* _Instructions_:
1. Copy the stretch of the PDFBox mailing-list thread from "Posted by John" through "supply examples. :)".
2. In the PDFBox mailing-list thread, what reason is given for the idea of returning an empty string, empty dictionary, empty array or empty stream instead of null? Answer in one to three sentences.

───── Extract ─────

You are viewing a plain text version of this content. The canonical link for it is here.
Posted to dev@pdfbox.apache.org by "Allison, Timothy B." <ta...@mitre.org> on 2016/03/23 14:20:46 UTC

shading/relocating 1.8.x?

All,
  We've upgraded to 2.0.0 on Tika.  Many thanks again!
  One of our users is interested in continuing to use the classic/SequentialParser, or at least having it available as a back-off parser for corrupt pdfs [0].
  Would you be willing to distribute a shaded/relocated 1.8.x app so that we could load both 1.8.x and 2.0.0 in the same jvm without collisions?  Or, is there a better solution?

  Thank you!

              Cheers,

                         Tim

[0] https://issues.apache.org/jira/browse/TIKA-1285?page=com.atlassian.jira.plugin.system.issuetabpanels:comment-tabpanel&focusedCommentId=15208360#comment-15208360

---------------------------------------------------------------------
To unsubscribe, e-mail: dev-unsubscribe@pdfbox.apache.org
For additional commands, e-mail: dev-help@pdfbox.apache.org


Re: shading/relocating 1.8.x?

Posted by John Hewson <jo...@jahewson.com>.
> On 29 Mar 2016, at 04:11, Andreas Lehmkühler <an...@lehmi.de> wrote:
> 
>> "Allison, Timothy B." <tallison@mitre.org <ma...@mitre.org>> hat am 28. März 2016 um 21:02
>> geschrieben:
>> 
>> 
>> Oh, wow, so it really might be possible without too much work?  I'm more than
>> happy to supply examples. :) 
> Ups, it isn't as simply as it sounds. If we simply swallow the exception pdfbox
> most likel runs into a NPE. IMHO we have to implement some sort of an on demand
> parser which is able to handle null-values for specific parts of a pdf without
> throwing any exception.

One thought: instead of null it might be possible to return an empty string, empty
dictionary, empty array, empty stream, etc. That way we don’t have to look for null
everywhere.

───── Supplied entries ─────

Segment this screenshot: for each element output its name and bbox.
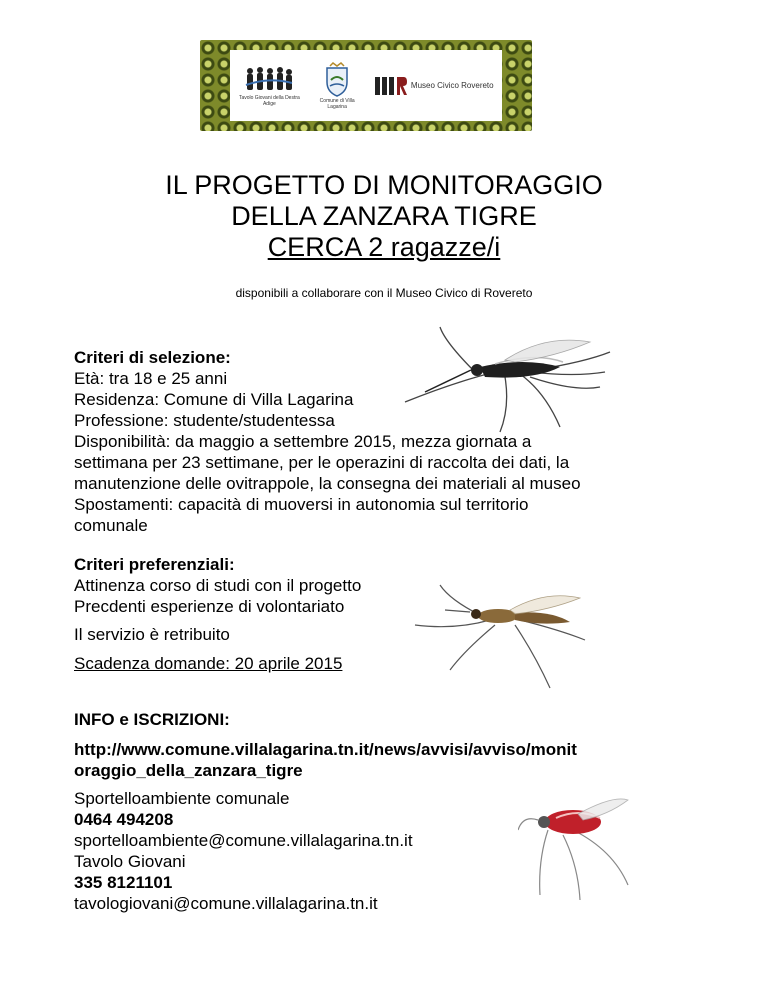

─────
───── Supplied entries ─────

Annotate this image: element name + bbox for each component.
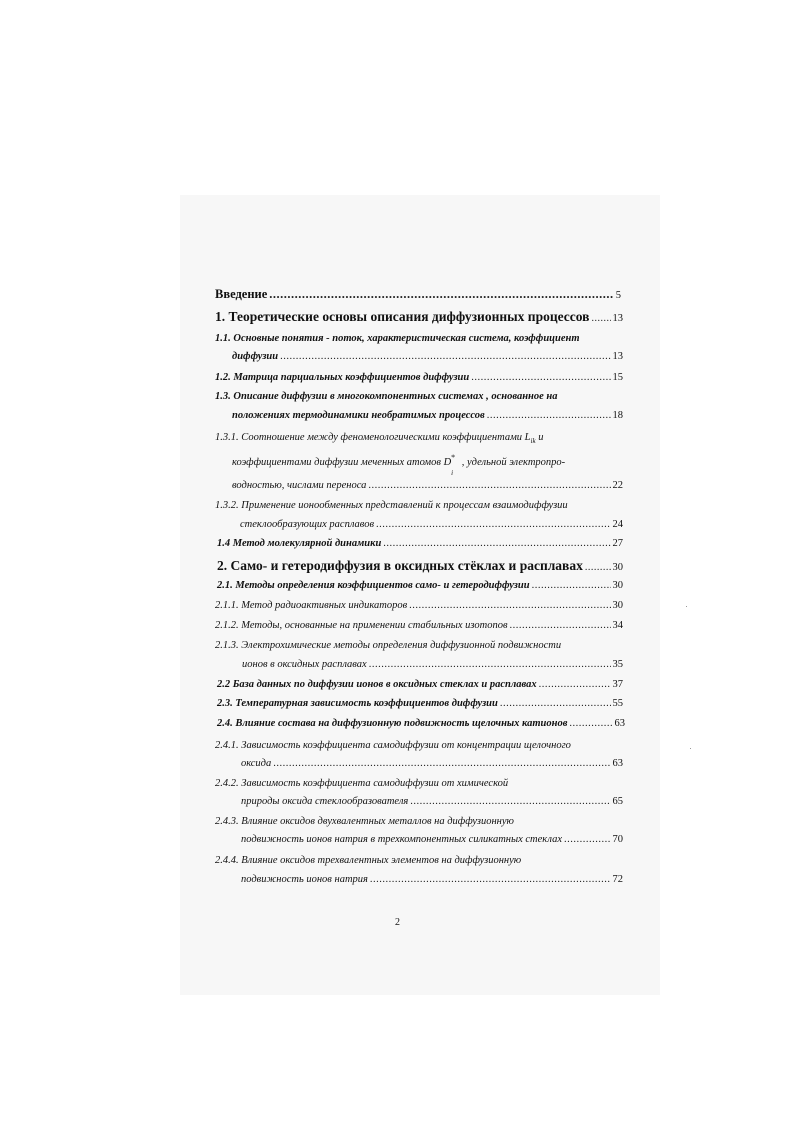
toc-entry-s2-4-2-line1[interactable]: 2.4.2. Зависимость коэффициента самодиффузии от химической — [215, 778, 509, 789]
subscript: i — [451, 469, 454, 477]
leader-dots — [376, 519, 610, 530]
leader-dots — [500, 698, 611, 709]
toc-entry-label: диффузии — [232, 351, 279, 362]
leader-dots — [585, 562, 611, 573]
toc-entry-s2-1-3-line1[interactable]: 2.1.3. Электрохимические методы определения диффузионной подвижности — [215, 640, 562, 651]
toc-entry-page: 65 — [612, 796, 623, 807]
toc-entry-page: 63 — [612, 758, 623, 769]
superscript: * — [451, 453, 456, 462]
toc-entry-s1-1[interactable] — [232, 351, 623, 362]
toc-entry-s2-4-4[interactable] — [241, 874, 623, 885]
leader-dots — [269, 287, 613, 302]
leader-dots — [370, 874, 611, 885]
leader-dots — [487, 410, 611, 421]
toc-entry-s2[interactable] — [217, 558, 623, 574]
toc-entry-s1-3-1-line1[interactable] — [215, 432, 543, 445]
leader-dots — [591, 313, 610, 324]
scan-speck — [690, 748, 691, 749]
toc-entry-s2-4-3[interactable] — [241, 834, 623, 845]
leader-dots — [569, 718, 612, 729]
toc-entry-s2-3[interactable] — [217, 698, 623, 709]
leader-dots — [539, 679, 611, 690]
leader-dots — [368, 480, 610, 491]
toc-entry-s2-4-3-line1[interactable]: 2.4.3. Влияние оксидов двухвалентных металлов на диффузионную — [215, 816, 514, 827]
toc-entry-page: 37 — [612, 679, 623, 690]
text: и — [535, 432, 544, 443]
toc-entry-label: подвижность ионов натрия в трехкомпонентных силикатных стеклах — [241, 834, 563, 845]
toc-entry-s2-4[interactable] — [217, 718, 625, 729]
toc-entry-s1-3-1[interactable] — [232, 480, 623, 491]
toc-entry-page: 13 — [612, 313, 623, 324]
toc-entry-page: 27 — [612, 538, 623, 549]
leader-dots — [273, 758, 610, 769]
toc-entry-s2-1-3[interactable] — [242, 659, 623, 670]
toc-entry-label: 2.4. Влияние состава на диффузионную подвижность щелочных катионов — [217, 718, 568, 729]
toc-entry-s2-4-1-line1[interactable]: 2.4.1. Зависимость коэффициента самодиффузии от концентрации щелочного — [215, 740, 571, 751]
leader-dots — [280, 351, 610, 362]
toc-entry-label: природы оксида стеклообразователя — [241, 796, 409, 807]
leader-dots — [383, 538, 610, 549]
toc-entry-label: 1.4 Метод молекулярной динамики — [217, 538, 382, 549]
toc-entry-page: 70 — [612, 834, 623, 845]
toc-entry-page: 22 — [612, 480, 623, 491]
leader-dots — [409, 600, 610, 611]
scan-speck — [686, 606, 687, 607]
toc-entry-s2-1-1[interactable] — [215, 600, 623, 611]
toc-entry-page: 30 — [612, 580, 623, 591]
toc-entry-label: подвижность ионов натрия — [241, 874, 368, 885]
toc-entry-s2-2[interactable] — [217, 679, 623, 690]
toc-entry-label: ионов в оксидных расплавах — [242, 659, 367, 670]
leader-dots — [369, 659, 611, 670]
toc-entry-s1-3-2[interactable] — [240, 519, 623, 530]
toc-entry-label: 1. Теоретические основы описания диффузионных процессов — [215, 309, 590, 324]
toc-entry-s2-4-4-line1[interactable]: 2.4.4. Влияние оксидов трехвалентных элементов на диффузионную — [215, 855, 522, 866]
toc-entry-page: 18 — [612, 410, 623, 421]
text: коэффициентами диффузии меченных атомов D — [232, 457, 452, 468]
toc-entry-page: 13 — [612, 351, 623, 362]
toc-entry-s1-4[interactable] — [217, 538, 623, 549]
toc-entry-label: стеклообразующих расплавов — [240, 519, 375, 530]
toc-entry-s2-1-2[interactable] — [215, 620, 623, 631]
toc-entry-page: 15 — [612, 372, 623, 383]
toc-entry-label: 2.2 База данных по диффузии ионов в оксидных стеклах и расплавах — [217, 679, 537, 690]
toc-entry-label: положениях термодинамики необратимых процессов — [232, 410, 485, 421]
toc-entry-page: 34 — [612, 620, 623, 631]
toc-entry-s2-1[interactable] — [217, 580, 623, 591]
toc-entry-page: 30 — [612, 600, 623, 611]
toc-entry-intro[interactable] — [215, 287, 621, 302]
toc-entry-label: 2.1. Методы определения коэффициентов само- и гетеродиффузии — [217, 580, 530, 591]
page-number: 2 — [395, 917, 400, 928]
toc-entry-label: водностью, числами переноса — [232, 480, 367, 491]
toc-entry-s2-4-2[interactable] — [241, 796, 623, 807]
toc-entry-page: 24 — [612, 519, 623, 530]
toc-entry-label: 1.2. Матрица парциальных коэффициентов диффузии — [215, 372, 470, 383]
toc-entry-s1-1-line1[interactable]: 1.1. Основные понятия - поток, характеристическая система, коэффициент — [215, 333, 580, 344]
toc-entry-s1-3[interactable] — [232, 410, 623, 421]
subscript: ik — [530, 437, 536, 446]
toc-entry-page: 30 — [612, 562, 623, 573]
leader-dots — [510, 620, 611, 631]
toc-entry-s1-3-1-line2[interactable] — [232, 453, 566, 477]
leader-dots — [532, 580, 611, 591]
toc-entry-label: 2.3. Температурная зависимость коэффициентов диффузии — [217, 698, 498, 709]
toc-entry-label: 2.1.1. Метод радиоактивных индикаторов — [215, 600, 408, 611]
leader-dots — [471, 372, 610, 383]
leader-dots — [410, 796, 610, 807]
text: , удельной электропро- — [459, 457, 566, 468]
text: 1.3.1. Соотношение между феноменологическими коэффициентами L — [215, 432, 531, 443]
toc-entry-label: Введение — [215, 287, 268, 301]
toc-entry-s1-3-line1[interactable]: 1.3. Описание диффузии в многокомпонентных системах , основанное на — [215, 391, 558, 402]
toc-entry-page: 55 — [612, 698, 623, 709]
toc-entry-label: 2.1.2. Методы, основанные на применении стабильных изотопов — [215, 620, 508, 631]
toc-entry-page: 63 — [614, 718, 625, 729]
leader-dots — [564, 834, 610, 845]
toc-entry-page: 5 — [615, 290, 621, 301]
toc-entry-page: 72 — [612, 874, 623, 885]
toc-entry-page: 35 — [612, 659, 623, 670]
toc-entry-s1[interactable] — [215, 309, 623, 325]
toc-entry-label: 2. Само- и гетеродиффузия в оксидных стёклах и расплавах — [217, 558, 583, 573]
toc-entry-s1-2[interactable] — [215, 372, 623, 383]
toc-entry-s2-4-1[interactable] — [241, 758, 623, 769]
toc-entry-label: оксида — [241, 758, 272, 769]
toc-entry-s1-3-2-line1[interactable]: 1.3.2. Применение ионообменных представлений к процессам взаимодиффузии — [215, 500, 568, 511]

─────

* _Solutions in order_:
1.
Posted by John Hewson <jo...@jahewson.com>.
> On 29 Mar 2016, at 04:11, Andreas Lehmkühler <an...@lehmi.de> wrote:
> 
>> "Allison, Timothy B." <tallison@mitre.org <ma...@mitre.org>> hat am 28. März 2016 um 21:02
>> geschrieben:
>> 
>> 
>> Oh, wow, so it really might be possible without too much work?  I'm more than
>> happy to supply examples. :)

2. Returning empty objects instead of null would mean the code does not have to look for null everywhere.